- **PROMPT**
Can you recast the lines of the entries below as a Markdown table with the columns Row and Line, numbering each row and leaving out blank lines? Begin at the line that has "legend: 円 ドル ユーロ <box>115 591 231 675</box>" and stop after the one that has "y-tick-label: 70 <box>36 751 63 775</box>".
[begin DATA LISTING]
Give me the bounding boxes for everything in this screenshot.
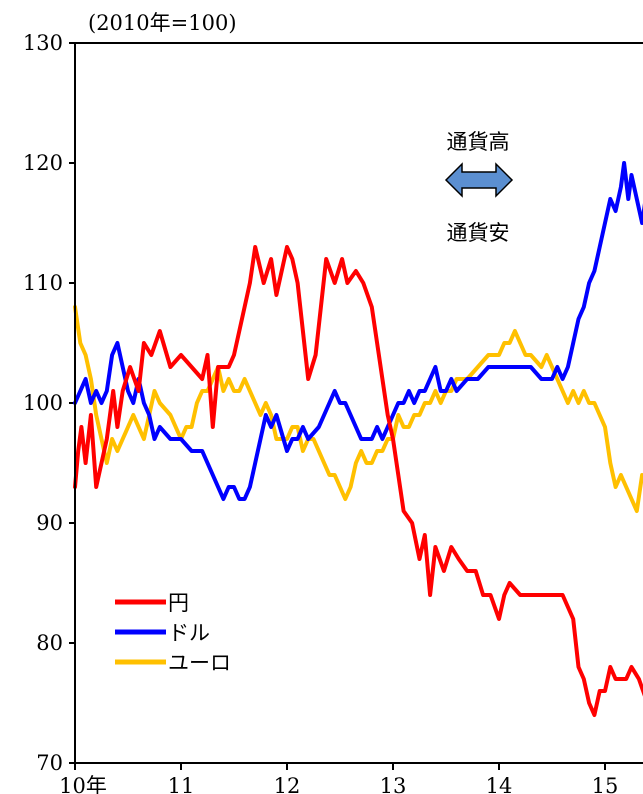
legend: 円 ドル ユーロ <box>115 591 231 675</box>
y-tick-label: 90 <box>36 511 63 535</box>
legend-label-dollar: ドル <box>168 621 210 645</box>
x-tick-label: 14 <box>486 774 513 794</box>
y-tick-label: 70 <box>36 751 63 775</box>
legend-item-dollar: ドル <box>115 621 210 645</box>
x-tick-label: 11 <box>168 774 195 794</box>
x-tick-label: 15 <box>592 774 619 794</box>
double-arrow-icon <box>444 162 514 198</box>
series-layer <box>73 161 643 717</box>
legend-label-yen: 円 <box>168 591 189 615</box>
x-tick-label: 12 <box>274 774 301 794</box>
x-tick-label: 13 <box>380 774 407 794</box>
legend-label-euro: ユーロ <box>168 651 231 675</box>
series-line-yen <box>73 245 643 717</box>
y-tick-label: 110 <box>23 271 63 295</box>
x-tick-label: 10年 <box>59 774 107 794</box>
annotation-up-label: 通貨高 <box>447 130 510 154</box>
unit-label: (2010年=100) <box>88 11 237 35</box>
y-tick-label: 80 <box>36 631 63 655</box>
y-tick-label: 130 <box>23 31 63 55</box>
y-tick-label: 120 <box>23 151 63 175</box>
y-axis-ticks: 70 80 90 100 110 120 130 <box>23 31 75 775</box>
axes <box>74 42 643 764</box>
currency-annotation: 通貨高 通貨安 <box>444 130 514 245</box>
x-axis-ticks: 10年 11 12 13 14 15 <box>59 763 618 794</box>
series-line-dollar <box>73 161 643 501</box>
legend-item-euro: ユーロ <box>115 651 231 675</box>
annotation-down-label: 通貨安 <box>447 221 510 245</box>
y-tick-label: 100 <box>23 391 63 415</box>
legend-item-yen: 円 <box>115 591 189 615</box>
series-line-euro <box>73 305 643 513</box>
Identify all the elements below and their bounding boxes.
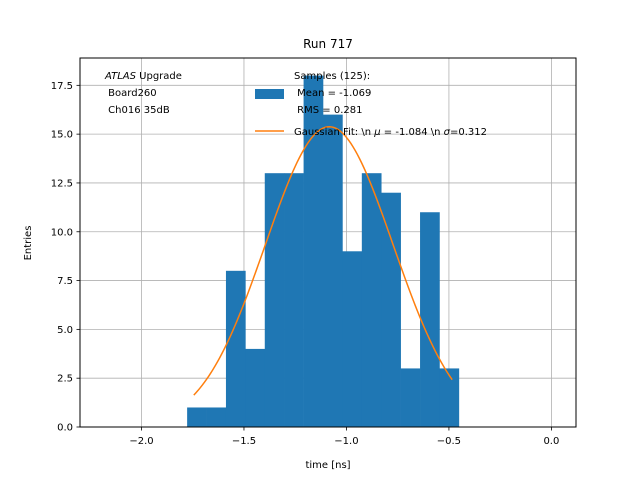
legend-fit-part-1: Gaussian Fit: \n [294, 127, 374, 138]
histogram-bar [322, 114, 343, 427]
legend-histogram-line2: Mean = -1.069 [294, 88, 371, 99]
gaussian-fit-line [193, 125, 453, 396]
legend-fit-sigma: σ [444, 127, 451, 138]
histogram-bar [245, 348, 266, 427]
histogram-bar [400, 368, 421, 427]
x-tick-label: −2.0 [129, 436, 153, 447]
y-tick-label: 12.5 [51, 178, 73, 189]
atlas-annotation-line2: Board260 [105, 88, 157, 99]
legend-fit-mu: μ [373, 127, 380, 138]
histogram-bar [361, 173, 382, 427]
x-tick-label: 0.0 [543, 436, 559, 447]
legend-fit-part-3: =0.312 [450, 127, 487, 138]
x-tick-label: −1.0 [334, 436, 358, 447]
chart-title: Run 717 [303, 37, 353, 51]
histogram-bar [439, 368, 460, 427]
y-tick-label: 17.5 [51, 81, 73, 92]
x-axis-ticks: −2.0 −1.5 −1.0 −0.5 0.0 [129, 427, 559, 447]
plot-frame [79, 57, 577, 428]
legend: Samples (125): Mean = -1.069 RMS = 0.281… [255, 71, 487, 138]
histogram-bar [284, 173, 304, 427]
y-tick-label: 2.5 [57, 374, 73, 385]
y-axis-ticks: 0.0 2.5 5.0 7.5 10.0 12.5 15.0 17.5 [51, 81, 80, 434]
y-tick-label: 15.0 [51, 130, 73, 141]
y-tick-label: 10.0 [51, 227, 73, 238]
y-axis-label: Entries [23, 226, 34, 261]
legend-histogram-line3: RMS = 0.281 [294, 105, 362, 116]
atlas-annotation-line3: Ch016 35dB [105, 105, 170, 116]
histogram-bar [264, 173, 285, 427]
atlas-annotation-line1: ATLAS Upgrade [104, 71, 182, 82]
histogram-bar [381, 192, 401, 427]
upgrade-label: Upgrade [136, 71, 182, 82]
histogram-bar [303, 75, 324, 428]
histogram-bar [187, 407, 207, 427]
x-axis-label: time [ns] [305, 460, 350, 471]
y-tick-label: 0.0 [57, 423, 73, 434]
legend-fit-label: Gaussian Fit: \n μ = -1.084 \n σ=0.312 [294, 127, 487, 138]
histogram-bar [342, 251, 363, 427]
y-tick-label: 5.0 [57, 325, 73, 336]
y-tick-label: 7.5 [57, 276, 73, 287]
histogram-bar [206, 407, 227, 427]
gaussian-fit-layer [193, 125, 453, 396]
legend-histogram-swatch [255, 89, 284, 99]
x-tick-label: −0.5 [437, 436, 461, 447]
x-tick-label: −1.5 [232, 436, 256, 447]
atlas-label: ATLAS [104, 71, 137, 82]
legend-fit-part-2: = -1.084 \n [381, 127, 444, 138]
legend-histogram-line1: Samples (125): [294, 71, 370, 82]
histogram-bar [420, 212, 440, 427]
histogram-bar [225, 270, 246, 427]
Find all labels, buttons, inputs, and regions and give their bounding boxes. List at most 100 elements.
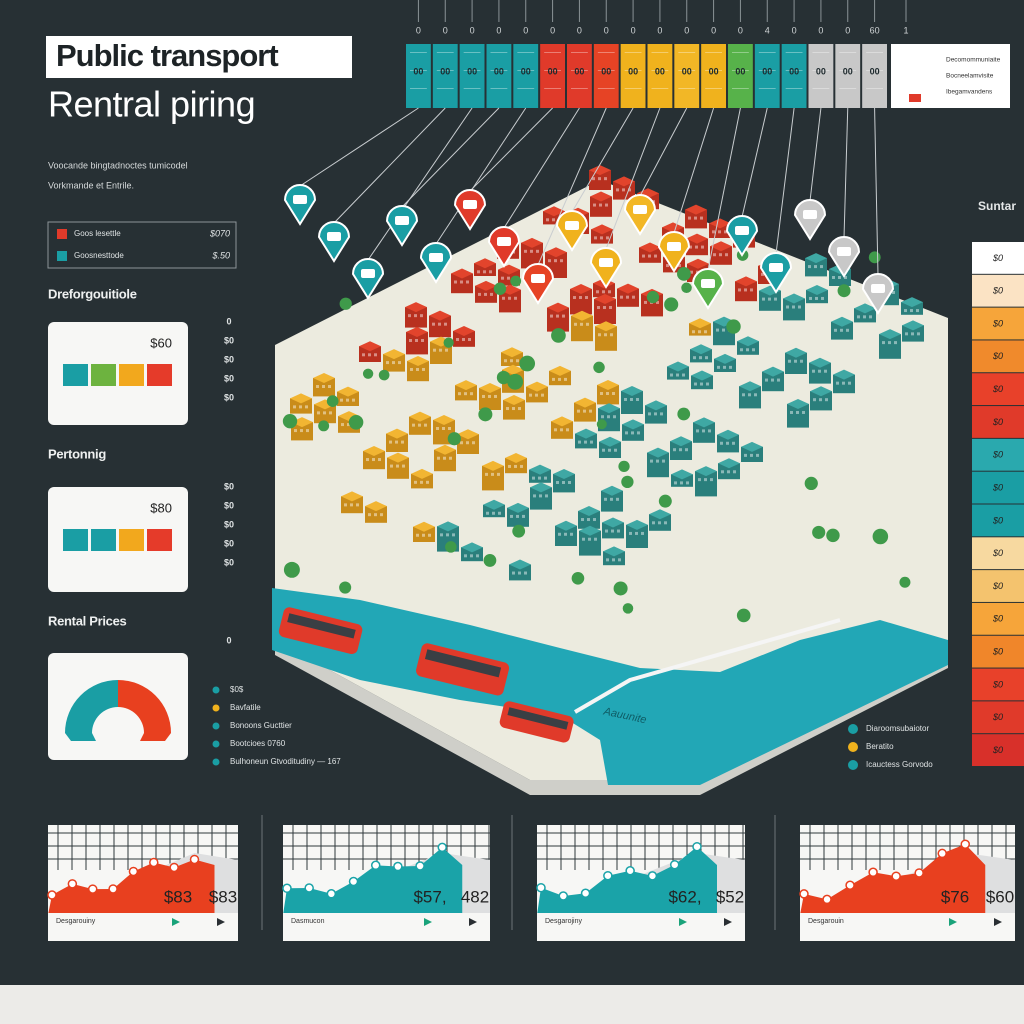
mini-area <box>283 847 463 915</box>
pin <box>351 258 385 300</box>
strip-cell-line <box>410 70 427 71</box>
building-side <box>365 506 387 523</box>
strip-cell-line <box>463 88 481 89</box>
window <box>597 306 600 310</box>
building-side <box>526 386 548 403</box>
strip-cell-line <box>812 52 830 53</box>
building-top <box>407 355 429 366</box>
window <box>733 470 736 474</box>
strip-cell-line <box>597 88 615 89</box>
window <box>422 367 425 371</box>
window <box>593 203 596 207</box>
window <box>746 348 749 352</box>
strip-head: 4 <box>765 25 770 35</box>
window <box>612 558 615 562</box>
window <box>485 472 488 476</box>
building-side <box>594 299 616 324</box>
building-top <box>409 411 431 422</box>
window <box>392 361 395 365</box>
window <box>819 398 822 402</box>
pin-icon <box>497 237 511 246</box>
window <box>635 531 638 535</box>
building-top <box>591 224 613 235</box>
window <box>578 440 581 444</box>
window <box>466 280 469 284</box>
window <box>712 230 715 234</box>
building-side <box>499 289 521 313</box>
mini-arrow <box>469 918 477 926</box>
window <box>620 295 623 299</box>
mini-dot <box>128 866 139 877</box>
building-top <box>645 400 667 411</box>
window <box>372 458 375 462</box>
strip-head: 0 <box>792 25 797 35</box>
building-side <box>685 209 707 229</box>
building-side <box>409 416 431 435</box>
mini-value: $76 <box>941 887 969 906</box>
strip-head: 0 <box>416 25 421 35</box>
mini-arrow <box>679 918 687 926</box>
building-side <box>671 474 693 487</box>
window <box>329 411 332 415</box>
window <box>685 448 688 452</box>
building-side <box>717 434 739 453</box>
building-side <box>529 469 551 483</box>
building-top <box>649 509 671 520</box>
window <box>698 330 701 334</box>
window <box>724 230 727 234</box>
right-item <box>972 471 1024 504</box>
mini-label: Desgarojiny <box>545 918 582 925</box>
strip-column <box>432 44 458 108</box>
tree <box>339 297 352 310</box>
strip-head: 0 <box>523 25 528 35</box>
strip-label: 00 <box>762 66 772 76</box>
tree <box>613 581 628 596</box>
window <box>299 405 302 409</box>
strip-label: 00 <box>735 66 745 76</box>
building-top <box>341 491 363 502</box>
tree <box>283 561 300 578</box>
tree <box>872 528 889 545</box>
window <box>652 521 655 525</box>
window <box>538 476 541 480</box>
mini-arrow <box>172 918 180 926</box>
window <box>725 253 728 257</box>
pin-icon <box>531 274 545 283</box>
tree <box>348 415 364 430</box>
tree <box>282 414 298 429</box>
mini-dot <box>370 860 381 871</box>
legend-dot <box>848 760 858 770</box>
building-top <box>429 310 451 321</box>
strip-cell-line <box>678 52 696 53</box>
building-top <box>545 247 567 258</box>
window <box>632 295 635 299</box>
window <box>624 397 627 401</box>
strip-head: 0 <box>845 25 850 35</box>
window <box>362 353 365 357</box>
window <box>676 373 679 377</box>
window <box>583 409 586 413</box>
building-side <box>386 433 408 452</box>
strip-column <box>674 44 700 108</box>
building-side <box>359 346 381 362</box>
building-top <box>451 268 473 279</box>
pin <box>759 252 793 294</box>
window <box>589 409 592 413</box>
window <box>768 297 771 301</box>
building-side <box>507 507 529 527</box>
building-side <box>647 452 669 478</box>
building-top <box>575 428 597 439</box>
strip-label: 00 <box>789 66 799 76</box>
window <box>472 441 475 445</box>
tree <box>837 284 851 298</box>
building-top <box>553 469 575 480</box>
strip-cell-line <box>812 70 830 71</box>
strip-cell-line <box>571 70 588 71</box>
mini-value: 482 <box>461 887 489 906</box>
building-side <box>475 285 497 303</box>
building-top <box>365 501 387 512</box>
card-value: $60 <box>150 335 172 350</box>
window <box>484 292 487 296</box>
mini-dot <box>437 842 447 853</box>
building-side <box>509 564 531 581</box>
[end DATA LISTING]
- **ANSWER FOR THE TASK**
| Row | Line |
|---|---|
| 1 | legend: 円 ドル ユーロ <box>115 591 231 675</box> |
| 2 | y-tick-label: 90 <box>36 511 63 535</box> |
| 3 | legend-label-dollar: ドル <box>168 621 210 645</box> |
| 4 | x-tick-label: 14 <box>486 774 513 794</box> |
| 5 | y-tick-label: 70 <box>36 751 63 775</box> |